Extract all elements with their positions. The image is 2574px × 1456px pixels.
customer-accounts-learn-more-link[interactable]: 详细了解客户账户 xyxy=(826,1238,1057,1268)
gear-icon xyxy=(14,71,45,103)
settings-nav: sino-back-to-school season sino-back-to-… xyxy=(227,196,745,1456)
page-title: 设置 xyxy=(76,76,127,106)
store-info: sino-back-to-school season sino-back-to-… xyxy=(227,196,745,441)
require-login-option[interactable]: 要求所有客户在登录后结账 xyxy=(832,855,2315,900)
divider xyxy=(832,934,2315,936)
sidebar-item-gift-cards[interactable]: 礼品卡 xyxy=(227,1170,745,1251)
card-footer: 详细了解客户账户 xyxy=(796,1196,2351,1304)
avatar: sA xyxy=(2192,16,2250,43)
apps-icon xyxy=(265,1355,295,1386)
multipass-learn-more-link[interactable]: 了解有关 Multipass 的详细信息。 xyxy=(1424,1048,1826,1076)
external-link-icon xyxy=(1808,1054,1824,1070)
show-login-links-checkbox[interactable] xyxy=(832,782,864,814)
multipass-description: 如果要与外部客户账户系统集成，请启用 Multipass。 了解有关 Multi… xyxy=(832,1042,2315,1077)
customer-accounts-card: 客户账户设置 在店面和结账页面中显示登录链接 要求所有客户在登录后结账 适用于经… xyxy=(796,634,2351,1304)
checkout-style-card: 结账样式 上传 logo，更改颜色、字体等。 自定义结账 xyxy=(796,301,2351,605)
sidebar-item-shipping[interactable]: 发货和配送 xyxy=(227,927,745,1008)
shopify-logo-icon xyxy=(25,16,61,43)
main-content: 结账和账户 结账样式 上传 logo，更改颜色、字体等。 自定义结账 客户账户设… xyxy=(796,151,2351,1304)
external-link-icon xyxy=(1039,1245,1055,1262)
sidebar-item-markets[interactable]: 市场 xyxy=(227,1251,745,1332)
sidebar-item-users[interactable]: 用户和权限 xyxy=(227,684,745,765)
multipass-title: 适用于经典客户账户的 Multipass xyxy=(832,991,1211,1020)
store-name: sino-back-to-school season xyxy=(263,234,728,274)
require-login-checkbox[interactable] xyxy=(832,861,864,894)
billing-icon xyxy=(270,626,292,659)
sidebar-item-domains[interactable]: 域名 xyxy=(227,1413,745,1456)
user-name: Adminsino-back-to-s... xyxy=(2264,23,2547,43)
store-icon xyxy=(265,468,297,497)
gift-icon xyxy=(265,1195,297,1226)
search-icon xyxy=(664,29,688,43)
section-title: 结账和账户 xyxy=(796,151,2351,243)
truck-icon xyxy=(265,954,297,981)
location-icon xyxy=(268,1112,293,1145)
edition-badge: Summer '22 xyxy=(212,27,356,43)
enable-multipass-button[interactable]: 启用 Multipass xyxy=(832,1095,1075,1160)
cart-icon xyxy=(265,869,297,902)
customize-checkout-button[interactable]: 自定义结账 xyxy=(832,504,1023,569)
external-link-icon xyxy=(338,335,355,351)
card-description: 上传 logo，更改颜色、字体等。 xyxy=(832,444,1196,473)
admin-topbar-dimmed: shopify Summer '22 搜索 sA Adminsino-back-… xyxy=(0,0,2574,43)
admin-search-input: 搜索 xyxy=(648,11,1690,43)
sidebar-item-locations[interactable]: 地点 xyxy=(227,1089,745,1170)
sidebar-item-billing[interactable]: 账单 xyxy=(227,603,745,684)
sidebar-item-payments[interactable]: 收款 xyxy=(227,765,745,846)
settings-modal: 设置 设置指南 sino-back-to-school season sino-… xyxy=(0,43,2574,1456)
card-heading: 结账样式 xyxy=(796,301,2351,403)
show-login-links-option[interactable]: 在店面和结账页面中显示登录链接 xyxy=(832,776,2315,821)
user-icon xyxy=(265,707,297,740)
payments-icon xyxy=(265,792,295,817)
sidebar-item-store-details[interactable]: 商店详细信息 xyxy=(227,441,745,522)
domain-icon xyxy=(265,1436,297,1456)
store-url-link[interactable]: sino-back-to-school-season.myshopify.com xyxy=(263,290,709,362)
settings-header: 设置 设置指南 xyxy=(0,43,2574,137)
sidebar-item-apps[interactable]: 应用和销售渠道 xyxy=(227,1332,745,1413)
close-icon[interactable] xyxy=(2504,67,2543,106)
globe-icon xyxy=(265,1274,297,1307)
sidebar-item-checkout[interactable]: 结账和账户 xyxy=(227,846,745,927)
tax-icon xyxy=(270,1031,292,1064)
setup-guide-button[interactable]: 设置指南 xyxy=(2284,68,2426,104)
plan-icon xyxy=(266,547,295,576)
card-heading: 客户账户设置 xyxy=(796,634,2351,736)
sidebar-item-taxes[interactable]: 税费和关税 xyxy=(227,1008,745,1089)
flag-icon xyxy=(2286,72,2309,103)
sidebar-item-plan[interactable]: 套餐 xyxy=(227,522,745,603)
....
» **Objetivo do exercício**: Extraia todas as linhas acima em que aparece a palavra "multipass", levando em conta as letras maiúsculas e minúsculas.

» **Resultado da tarefa**:
multipass-learn-more-link[interactable]: 了解有关 Multipass 的详细信息。 xyxy=(1424,1048,1826,1076)
multipass-description: 如果要与外部客户账户系统集成，请启用 Multipass。 了解有关 Multi… xyxy=(832,1042,2315,1077)
multipass-title: 适用于经典客户账户的 Multipass xyxy=(832,991,1211,1020)
enable-multipass-button[interactable]: 启用 Multipass xyxy=(832,1095,1075,1160)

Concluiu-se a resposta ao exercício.